JOB:
Write the entries below out again exactly; any picture in them stays out.

DATA FOR PROCESSING:
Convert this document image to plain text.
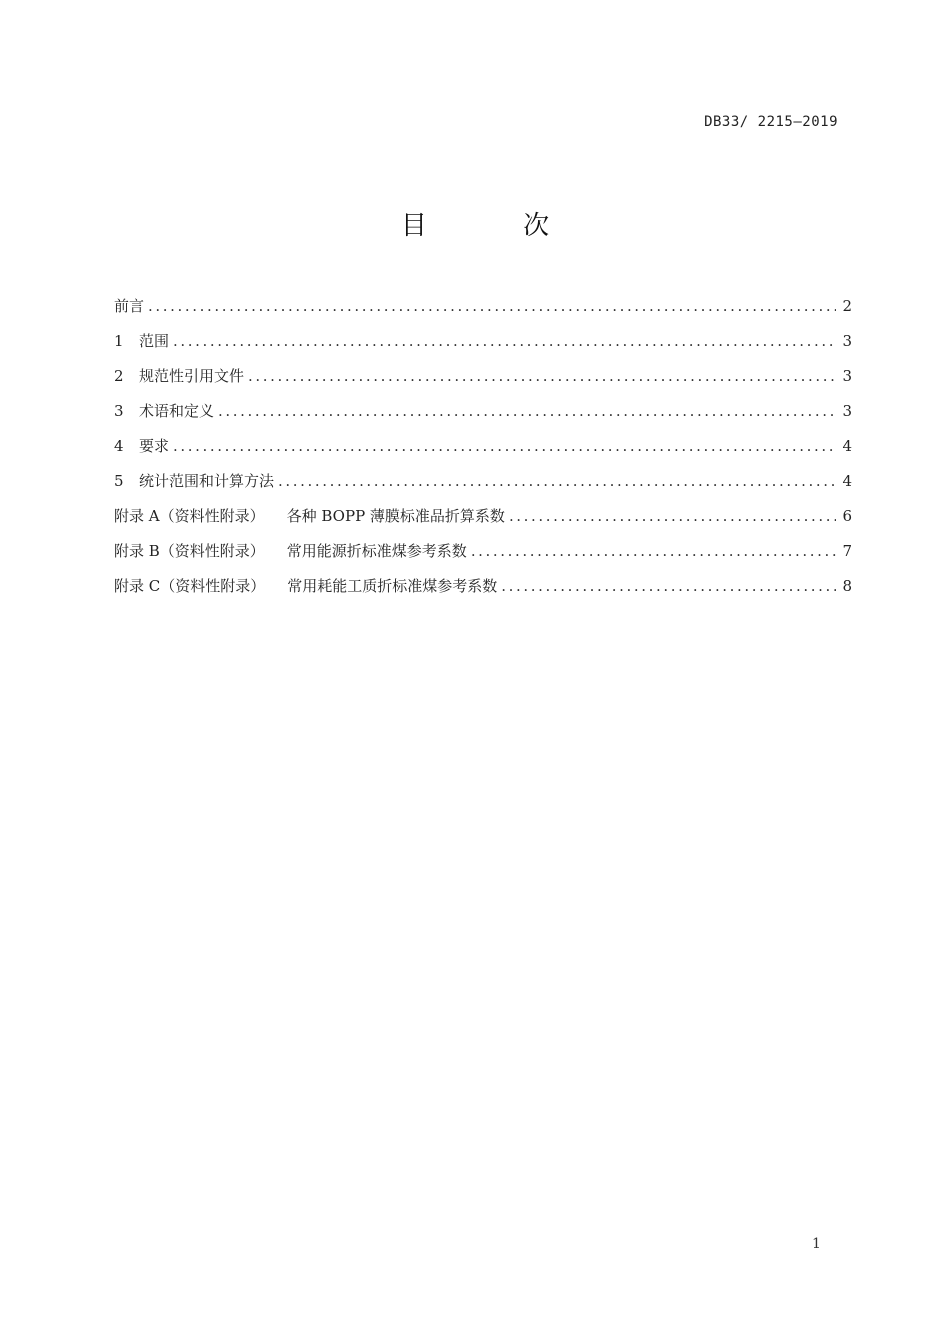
DB33/ 2215—2019
目 次
前言 .....	2
1	范围 .....	3
2	规范性引用文件 .....	3
3	术语和定义 .....	3
4	要求 .....	4
5	统计范围和计算方法 .....	4
附录 A（资料性附录） 各种 BOPP 薄膜标准品折算系数 .....	6
附录 B（资料性附录） 常用能源折标准煤参考系数 .....	7
附录 C（资料性附录） 常用耗能工质折标准煤参考系数 .....	8
1
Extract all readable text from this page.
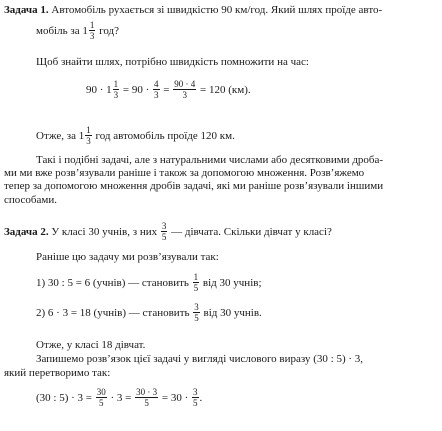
Задача 1. Автомобіль рухається зі швидкістю 90 км/год. Який шлях проїде авто-
мобіль за
$1 \frac{1}{3}$
год?
Щоб знайти шлях, потрібно швидкість помножити на час:
90 ·
$1 \frac{1}{3}$
= 90 ·
$\frac{4}{3}$
=
$\frac{90 \cdot 4}{3}$
= 120 (км).
Отже, за
$1 \frac{1}{3}$
год автомобіль проїде 120 км.
Такі і подібні задачі, але з натуральними числами або десятковими дроба-
ми ми вже розв’язували раніше і також за допомогою множення. Розв’яжемо
тепер за допомогою множення дробів задачі, які ми раніше розв’язували іншими
способами.
Задача 2.
У класі 30 учнів, з них
$\frac{3}{5}$
— дівчата. Скільки дівчат у класі?
Раніше цю задачу ми розв’язували так:
1) 30 : 5 = 6 (учнів) — становить
$\frac{1}{5}$
від 30 учнів;
2) 6 · 3 = 18 (учнів) — становить
$\frac{3}{5}$
від 30 учнів.
Отже, у класі 18 дівчат.
Запишемо розв’язок цієї задачі у вигляді числового виразу (30 : 5) · 3,
який перетворимо так:
(30 : 5) · 3 =
$\frac{30}{5}$
· 3 =
$\frac{30 \cdot 3}{5}$
= 30 ·
$\frac{3}{5}$ .
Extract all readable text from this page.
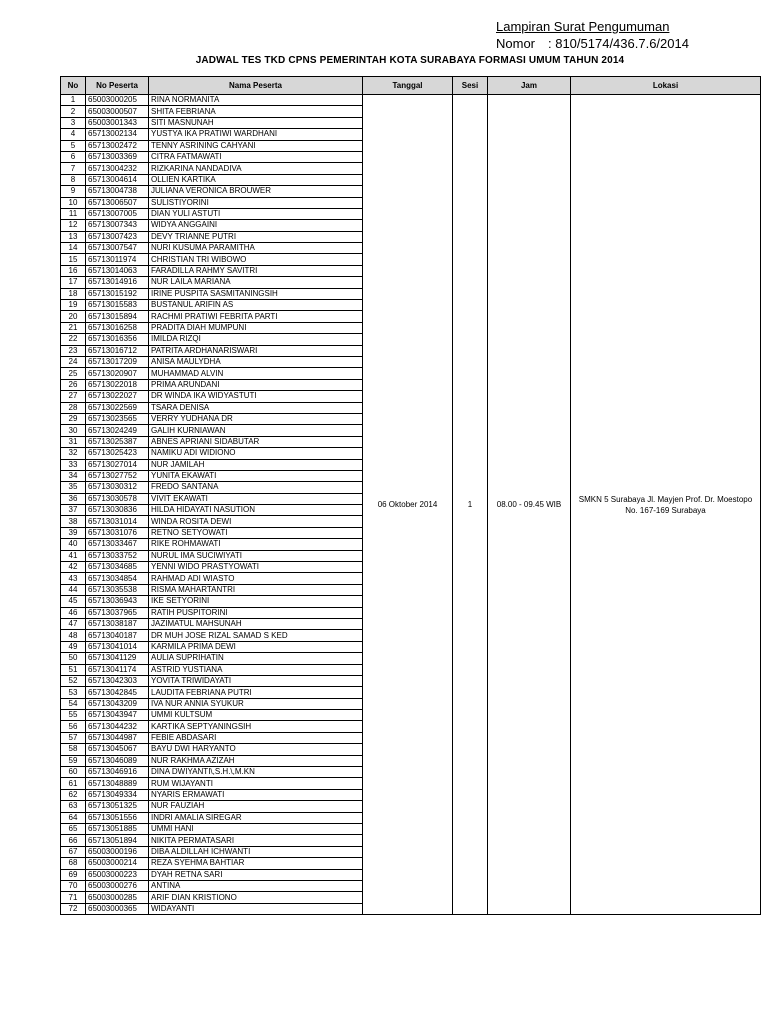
Lampiran Surat Pengumuman
Nomor : 810/5174/436.7.6/2014
JADWAL TES TKD CPNS PEMERINTAH KOTA SURABAYA FORMASI UMUM TAHUN 2014
No	No Peserta	Nama Peserta	Tanggal	Sesi	Jam	Lokasi
1	65003000205	RINA NORMANITA	06 Oktober 2014	1	08.00 - 09.45 WIB	SMKN 5 Surabaya Jl. Mayjen Prof. Dr. Moestopo No. 167-169 Surabaya
2	65003000507	SHITA FEBRIANA				
3	65003001343	SITI MASNUNAH				
4	65713002134	YUSTYA IKA PRATIWI WARDHANI				
5	65713002472	TENNY ASRINING CAHYANI				
6	65713003369	CITRA FATMAWATI				
7	65713004232	RIZKARINA NANDADIVA				
8	65713004614	OLLIEN KARTIKA				
9	65713004738	JULIANA VERONICA BROUWER				
10	65713006507	SULISTIYORINI				
11	65713007005	DIAN YULI ASTUTI				
12	65713007343	WIDYA ANGGAINI				
13	65713007423	DEVY TRIANNE PUTRI				
14	65713007547	NURI KUSUMA PARAMITHA				
15	65713011974	CHRISTIAN TRI WIBOWO				
16	65713014063	FARADILLA RAHMY SAVITRI				
17	65713014916	NUR LAILA MARIANA				
18	65713015192	IRINE PUSPITA SASMITANINGSIH				
19	65713015583	BUSTANUL ARIFIN AS				
20	65713015894	RACHMI PRATIWI FEBRITA PARTI				
21	65713016258	PRADITA DIAH MUMPUNI				
22	65713016356	IMILDA RIZQI				
23	65713016712	PATRITA ARDHANARISWARI				
24	65713017209	ANISA MAULYDHA				
25	65713020907	MUHAMMAD ALVIN				
26	65713022018	PRIMA ARUNDANI				
27	65713022027	DR WINDA IKA WIDYASTUTI				
28	65713022569	TSARA DENISA				
29	65713023565	VERRY YUDHANA DR				
30	65713024249	GALIH KURNIAWAN				
31	65713025387	ABNES APRIANI SIDABUTAR				
32	65713025423	NAMIKU ADI WIDIONO				
33	65713027014	NUR JAMILAH				
34	65713027752	YUNITA EKAWATI				
35	65713030312	FREDO SANTANA				
36	65713030578	VIVIT EKAWATI				
37	65713030836	HILDA HIDAYATI NASUTION				
38	65713031014	WINDA ROSITA DEWI				
39	65713031076	RETNO SETYOWATI				
40	65713033467	RIKE ROHMAWATI				
41	65713033752	NURUL IMA SUCIWIYATI				
42	65713034685	YENNI WIDO PRASTYOWATI				
43	65713034854	RAHMAD ADI WIASTO				
44	65713035538	RISMA MAHARTANTRI				
45	65713036943	IKE SETYORINI				
46	65713037965	RATIH PUSPITORINI				
47	65713038187	JAZIMATUL MAHSUNAH				
48	65713040187	DR MUH JOSE RIZAL SAMAD S KED				
49	65713041014	KARMILA PRIMA DEWI				
50	65713041129	AULIA SUPRIHATIN				
51	65713041174	ASTRID YUSTIANA				
52	65713042303	YOVITA TRIWIDAYATI				
53	65713042845	LAUDITA FEBRIANA PUTRI				
54	65713043209	IVA NUR ANNIA SYUKUR				
55	65713043947	UMMI KULTSUM				
56	65713044232	KARTIKA SEPTYANINGSIH				
57	65713044987	FEBIE ABDASARI				
58	65713045067	BAYU DWI HARYANTO				
59	65713046089	NUR RAKHMA AZIZAH				
60	65713046916	DINA DWIYANTI\,S.H.\,M.KN				
61	65713048889	RUM WIJAYANTI				
62	65713049334	NYARIS ERMAWATI				
63	65713051325	NUR FAUZIAH				
64	65713051556	INDRI AMALIA SIREGAR				
65	65713051885	UMMI HANI				
66	65713051894	NIKITA PERMATASARI				
67	65003000196	DIBA ALDILLAH ICHWANTI				
68	65003000214	REZA SYEHMA BAHTIAR				
69	65003000223	DYAH RETNA SARI				
70	65003000276	ANTINA				
71	65003000285	ARIF DIAN KRISTIONO				
72	65003000365	WIDAYANTI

REPLY TO THE TASK:
Convert this document image to plain text.
DB33/ 2215—2019
目 次
前言 .....	2
1	范围 .....	3
2	规范性引用文件 .....	3
3	术语和定义 .....	3
4	要求 .....	4
5	统计范围和计算方法 .....	4
附录 A（资料性附录） 各种 BOPP 薄膜标准品折算系数 .....	6
附录 B（资料性附录） 常用能源折标准煤参考系数 .....	7
附录 C（资料性附录） 常用耗能工质折标准煤参考系数 .....	8
1
Extract all readable text from this page.
Задача 1. Автомобіль рухається зі швидкістю 90 км/год. Який шлях проїде авто-
мобіль за
$1 \frac{1}{3}$
год?
Щоб знайти шлях, потрібно швидкість помножити на час:
90 ·
$1 \frac{1}{3}$
= 90 ·
$\frac{4}{3}$
=
$\frac{90 \cdot 4}{3}$
= 120 (км).
Отже, за
$1 \frac{1}{3}$
год автомобіль проїде 120 км.
Такі і подібні задачі, але з натуральними числами або десятковими дроба-
ми ми вже розв’язували раніше і також за допомогою множення. Розв’яжемо
тепер за допомогою множення дробів задачі, які ми раніше розв’язували іншими
способами.
Задача 2.
У класі 30 учнів, з них
$\frac{3}{5}$
— дівчата. Скільки дівчат у класі?
Раніше цю задачу ми розв’язували так:
1) 30 : 5 = 6 (учнів) — становить
$\frac{1}{5}$
від 30 учнів;
2) 6 · 3 = 18 (учнів) — становить
$\frac{3}{5}$
від 30 учнів.
Отже, у класі 18 дівчат.
Запишемо розв’язок цієї задачі у вигляді числового виразу (30 : 5) · 3,
який перетворимо так:
(30 : 5) · 3 =
$\frac{30}{5}$
· 3 =
$\frac{30 \cdot 3}{5}$
= 30 ·
$\frac{3}{5}$ .
Extract all readable text from this page.
Lampiran Surat Pengumuman
Nomor : 810/5174/436.7.6/2014
JADWAL TES TKD CPNS PEMERINTAH KOTA SURABAYA FORMASI UMUM TAHUN 2014
No	No Peserta	Nama Peserta	Tanggal	Sesi	Jam	Lokasi
1	65003000205	RINA NORMANITA	06 Oktober 2014	1	08.00 - 09.45 WIB	SMKN 5 Surabaya Jl. Mayjen Prof. Dr. Moestopo No. 167-169 Surabaya
2	65003000507	SHITA FEBRIANA				
3	65003001343	SITI MASNUNAH				
4	65713002134	YUSTYA IKA PRATIWI WARDHANI				
5	65713002472	TENNY ASRINING CAHYANI				
6	65713003369	CITRA FATMAWATI				
7	65713004232	RIZKARINA NANDADIVA				
8	65713004614	OLLIEN KARTIKA				
9	65713004738	JULIANA VERONICA BROUWER				
10	65713006507	SULISTIYORINI				
11	65713007005	DIAN YULI ASTUTI				
12	65713007343	WIDYA ANGGAINI				
13	65713007423	DEVY TRIANNE PUTRI				
14	65713007547	NURI KUSUMA PARAMITHA				
15	65713011974	CHRISTIAN TRI WIBOWO				
16	65713014063	FARADILLA RAHMY SAVITRI				
17	65713014916	NUR LAILA MARIANA				
18	65713015192	IRINE PUSPITA SASMITANINGSIH				
19	65713015583	BUSTANUL ARIFIN AS				
20	65713015894	RACHMI PRATIWI FEBRITA PARTI				
21	65713016258	PRADITA DIAH MUMPUNI				
22	65713016356	IMILDA RIZQI				
23	65713016712	PATRITA ARDHANARISWARI				
24	65713017209	ANISA MAULYDHA				
25	65713020907	MUHAMMAD ALVIN				
26	65713022018	PRIMA ARUNDANI				
27	65713022027	DR WINDA IKA WIDYASTUTI				
28	65713022569	TSARA DENISA				
29	65713023565	VERRY YUDHANA DR				
30	65713024249	GALIH KURNIAWAN				
31	65713025387	ABNES APRIANI SIDABUTAR				
32	65713025423	NAMIKU ADI WIDIONO				
33	65713027014	NUR JAMILAH				
34	65713027752	YUNITA EKAWATI				
35	65713030312	FREDO SANTANA				
36	65713030578	VIVIT EKAWATI				
37	65713030836	HILDA HIDAYATI NASUTION				
38	65713031014	WINDA ROSITA DEWI				
39	65713031076	RETNO SETYOWATI				
40	65713033467	RIKE ROHMAWATI				
41	65713033752	NURUL IMA SUCIWIYATI				
42	65713034685	YENNI WIDO PRASTYOWATI				
43	65713034854	RAHMAD ADI WIASTO				
44	65713035538	RISMA MAHARTANTRI				
45	65713036943	IKE SETYORINI				
46	65713037965	RATIH PUSPITORINI				
47	65713038187	JAZIMATUL MAHSUNAH				
48	65713040187	DR MUH JOSE RIZAL SAMAD S KED				
49	65713041014	KARMILA PRIMA DEWI				
50	65713041129	AULIA SUPRIHATIN				
51	65713041174	ASTRID YUSTIANA				
52	65713042303	YOVITA TRIWIDAYATI				
53	65713042845	LAUDITA FEBRIANA PUTRI				
54	65713043209	IVA NUR ANNIA SYUKUR				
55	65713043947	UMMI KULTSUM				
56	65713044232	KARTIKA SEPTYANINGSIH				
57	65713044987	FEBIE ABDASARI				
58	65713045067	BAYU DWI HARYANTO				
59	65713046089	NUR RAKHMA AZIZAH				
60	65713046916	DINA DWIYANTI\,S.H.\,M.KN				
61	65713048889	RUM WIJAYANTI				
62	65713049334	NYARIS ERMAWATI				
63	65713051325	NUR FAUZIAH				
64	65713051556	INDRI AMALIA SIREGAR				
65	65713051885	UMMI HANI				
66	65713051894	NIKITA PERMATASARI				
67	65003000196	DIBA ALDILLAH ICHWANTI				
68	65003000214	REZA SYEHMA BAHTIAR				
69	65003000223	DYAH RETNA SARI				
70	65003000276	ANTINA				
71	65003000285	ARIF DIAN KRISTIONO				
72	65003000365	WIDAYANTI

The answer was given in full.